─── Data to use ───

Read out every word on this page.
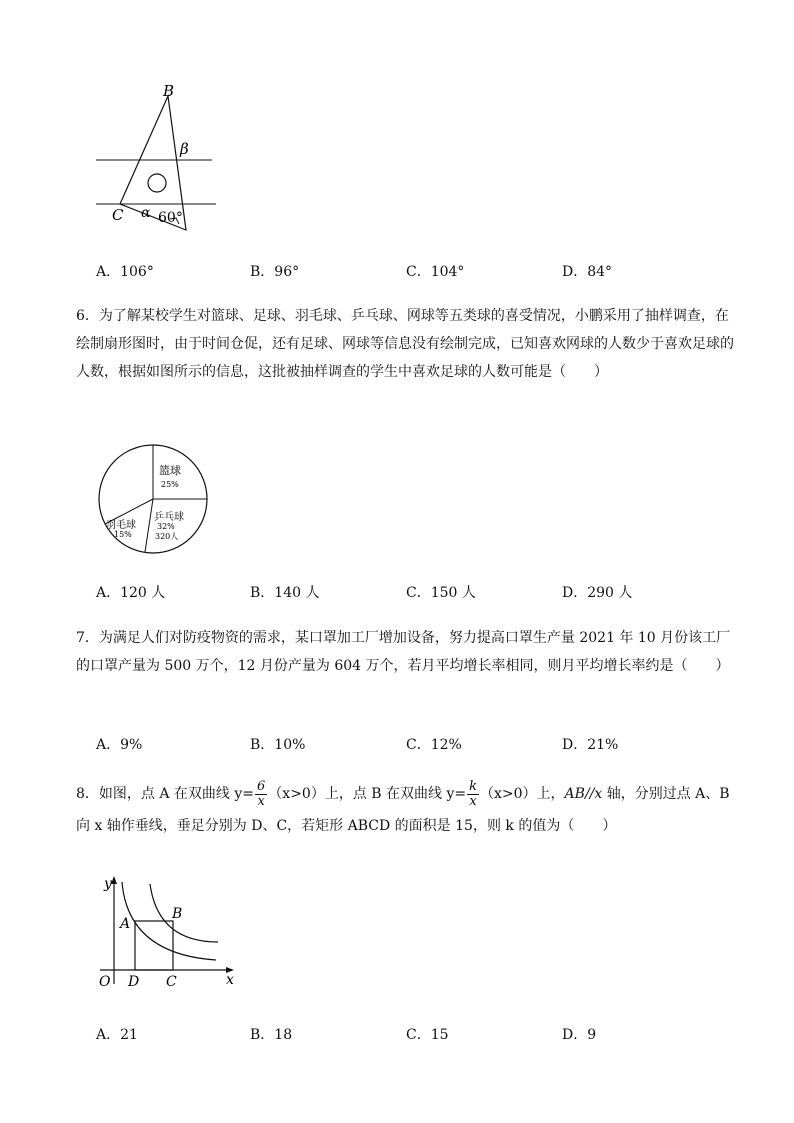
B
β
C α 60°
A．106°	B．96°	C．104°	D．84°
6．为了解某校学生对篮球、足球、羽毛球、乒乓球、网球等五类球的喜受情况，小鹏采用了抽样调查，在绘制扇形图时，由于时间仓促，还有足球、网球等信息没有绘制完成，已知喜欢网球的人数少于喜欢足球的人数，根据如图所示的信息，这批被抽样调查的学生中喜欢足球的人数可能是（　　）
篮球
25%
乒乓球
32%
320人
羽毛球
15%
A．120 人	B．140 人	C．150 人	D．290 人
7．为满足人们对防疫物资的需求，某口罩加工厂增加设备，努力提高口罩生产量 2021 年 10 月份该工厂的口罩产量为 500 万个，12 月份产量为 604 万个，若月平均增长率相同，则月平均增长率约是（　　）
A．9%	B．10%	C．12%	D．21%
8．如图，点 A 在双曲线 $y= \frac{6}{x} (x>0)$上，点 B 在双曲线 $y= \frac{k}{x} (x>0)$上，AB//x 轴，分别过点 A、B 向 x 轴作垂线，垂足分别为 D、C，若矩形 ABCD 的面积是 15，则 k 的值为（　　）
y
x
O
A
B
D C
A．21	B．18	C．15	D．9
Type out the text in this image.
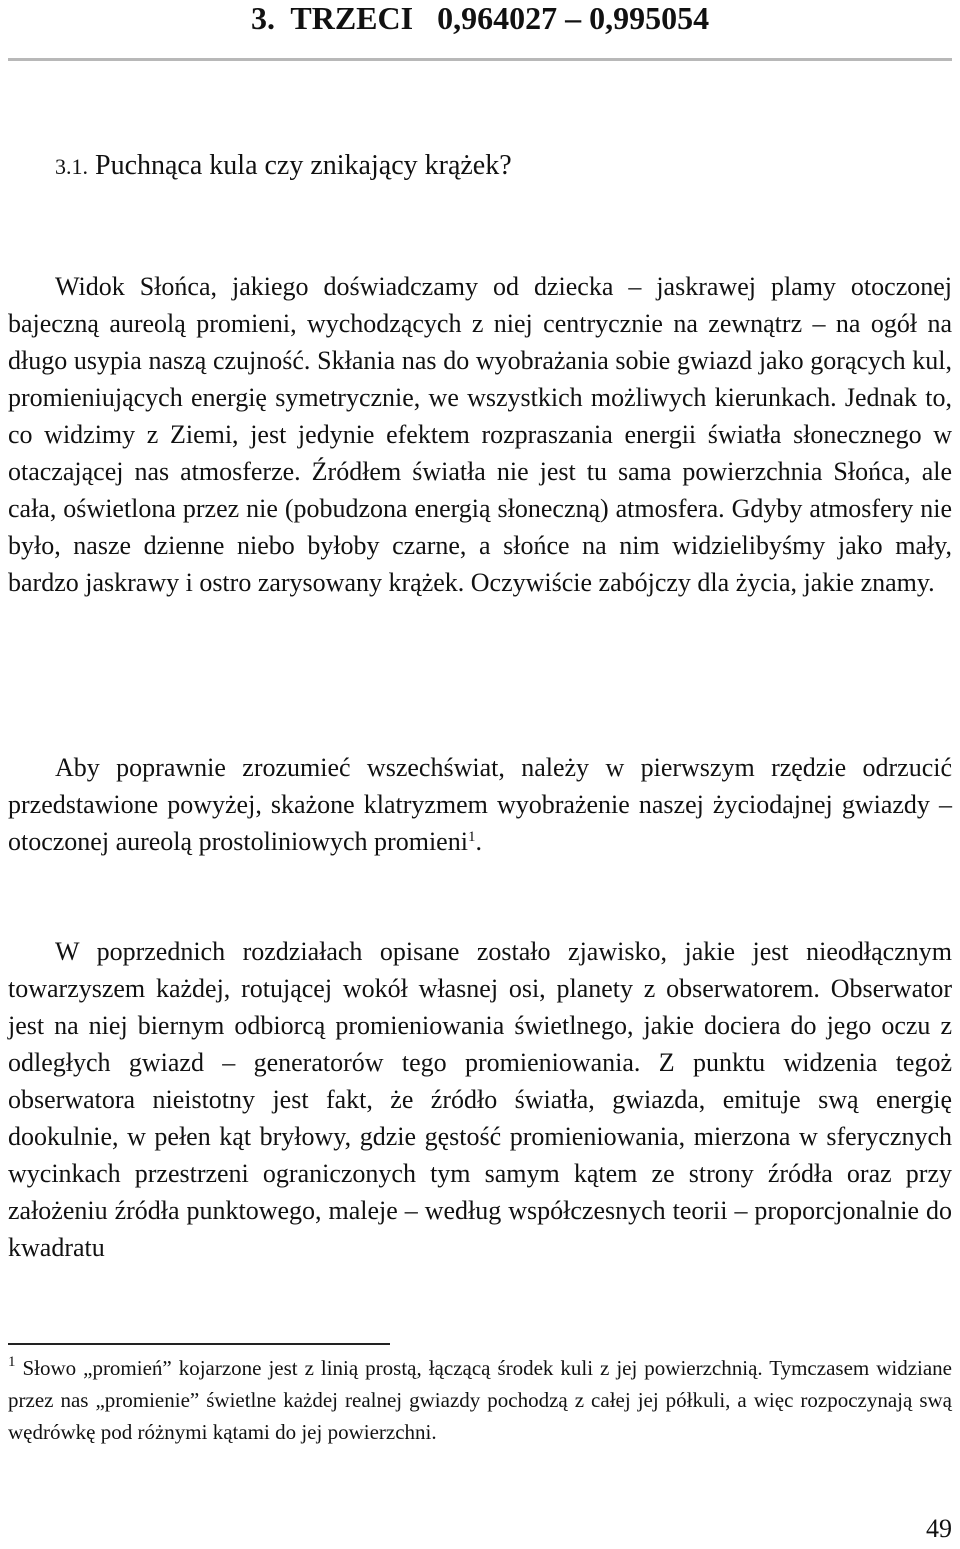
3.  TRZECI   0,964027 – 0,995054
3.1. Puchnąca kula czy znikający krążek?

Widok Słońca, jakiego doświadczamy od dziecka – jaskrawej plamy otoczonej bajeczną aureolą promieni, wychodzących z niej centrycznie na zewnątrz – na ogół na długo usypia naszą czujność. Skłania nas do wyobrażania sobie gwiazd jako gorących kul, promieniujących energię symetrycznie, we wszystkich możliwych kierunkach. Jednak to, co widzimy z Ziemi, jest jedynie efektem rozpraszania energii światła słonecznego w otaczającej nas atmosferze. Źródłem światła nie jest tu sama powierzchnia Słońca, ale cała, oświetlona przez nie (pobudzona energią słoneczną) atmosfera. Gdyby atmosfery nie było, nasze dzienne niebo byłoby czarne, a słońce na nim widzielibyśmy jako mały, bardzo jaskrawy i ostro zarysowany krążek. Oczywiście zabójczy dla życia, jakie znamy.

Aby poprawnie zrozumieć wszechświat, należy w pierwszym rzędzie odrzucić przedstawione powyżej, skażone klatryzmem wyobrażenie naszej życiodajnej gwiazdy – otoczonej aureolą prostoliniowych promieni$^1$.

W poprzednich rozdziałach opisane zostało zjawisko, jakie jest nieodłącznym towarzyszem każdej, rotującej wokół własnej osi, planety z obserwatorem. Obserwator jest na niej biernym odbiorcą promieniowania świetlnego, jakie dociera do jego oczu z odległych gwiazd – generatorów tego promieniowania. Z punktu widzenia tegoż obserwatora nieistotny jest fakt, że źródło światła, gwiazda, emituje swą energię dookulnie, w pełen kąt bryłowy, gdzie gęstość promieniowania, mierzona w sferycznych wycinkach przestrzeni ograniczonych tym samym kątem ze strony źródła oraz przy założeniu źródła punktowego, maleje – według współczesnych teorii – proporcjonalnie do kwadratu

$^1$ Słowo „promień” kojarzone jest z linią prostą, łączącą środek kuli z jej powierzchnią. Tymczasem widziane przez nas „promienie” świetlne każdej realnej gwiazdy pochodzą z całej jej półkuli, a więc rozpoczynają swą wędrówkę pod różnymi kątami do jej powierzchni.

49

───
─── Data to use ───

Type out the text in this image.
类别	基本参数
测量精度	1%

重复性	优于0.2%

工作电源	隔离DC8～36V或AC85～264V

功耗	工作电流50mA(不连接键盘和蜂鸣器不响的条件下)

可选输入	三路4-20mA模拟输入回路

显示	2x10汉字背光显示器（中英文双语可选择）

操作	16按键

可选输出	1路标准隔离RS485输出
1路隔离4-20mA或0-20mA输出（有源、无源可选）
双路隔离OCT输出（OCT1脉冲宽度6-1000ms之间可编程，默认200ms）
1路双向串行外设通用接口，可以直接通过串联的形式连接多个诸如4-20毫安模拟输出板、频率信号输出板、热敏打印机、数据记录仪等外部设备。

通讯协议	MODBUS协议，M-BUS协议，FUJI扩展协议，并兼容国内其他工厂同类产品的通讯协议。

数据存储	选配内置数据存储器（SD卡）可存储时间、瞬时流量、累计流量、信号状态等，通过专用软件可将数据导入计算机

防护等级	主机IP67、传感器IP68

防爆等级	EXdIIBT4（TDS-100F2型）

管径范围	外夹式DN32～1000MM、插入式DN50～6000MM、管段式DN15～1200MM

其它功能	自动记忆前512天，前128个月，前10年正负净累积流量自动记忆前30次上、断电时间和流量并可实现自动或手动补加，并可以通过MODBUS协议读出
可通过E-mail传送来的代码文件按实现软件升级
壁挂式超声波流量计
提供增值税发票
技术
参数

───
─── Data to use ───

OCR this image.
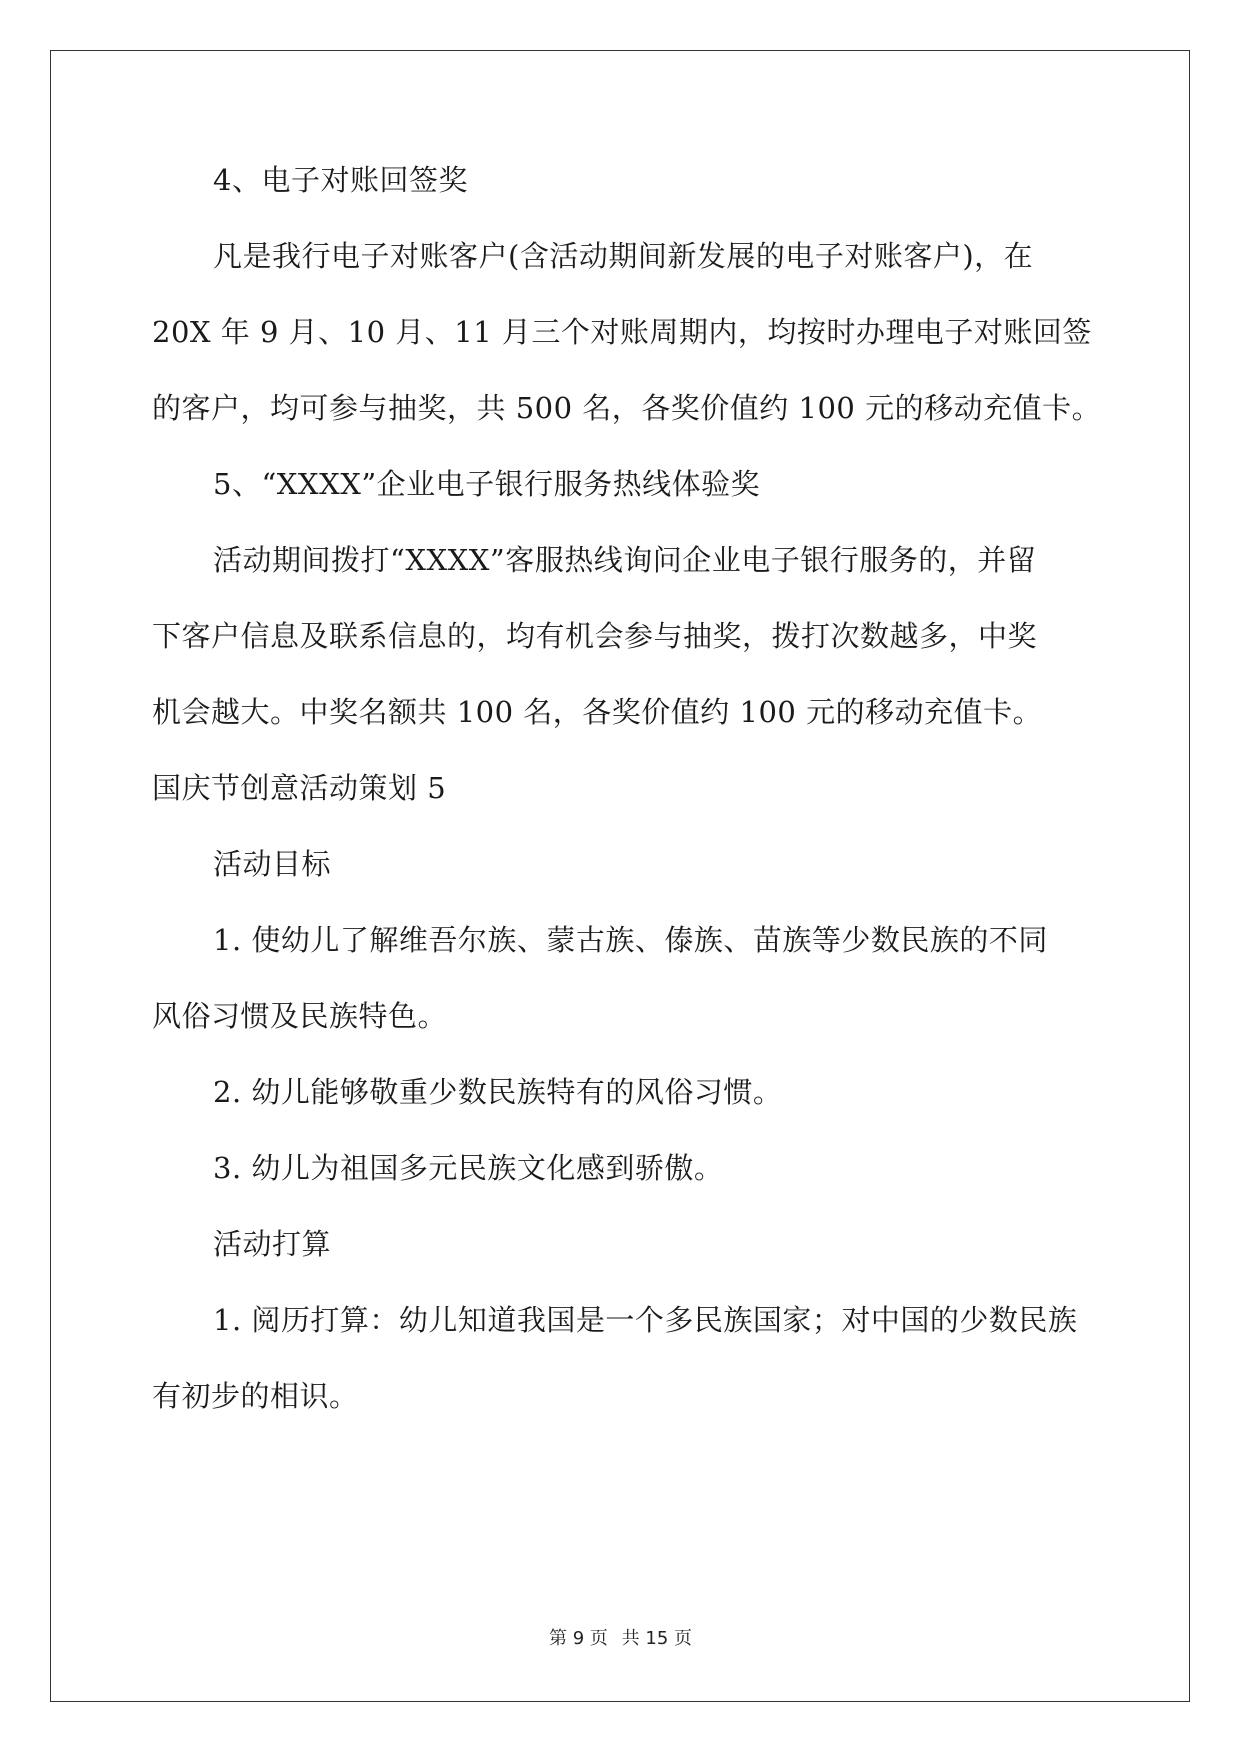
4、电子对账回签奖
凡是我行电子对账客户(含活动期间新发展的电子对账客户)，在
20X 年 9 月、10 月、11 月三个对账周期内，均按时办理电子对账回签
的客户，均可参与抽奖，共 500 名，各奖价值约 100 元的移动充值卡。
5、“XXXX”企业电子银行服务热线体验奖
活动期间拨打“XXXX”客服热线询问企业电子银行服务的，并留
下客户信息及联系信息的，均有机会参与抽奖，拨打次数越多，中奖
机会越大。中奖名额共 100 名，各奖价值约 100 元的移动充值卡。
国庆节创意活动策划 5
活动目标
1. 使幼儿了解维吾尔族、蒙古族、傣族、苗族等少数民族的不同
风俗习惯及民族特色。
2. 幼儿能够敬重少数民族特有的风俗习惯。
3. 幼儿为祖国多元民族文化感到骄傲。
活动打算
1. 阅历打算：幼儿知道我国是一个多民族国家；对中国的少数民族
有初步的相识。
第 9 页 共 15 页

───

*Task objective*
Check each line of the data above for the string "各奖价值约" and report only how many lines have it.

*Completed exercise*
2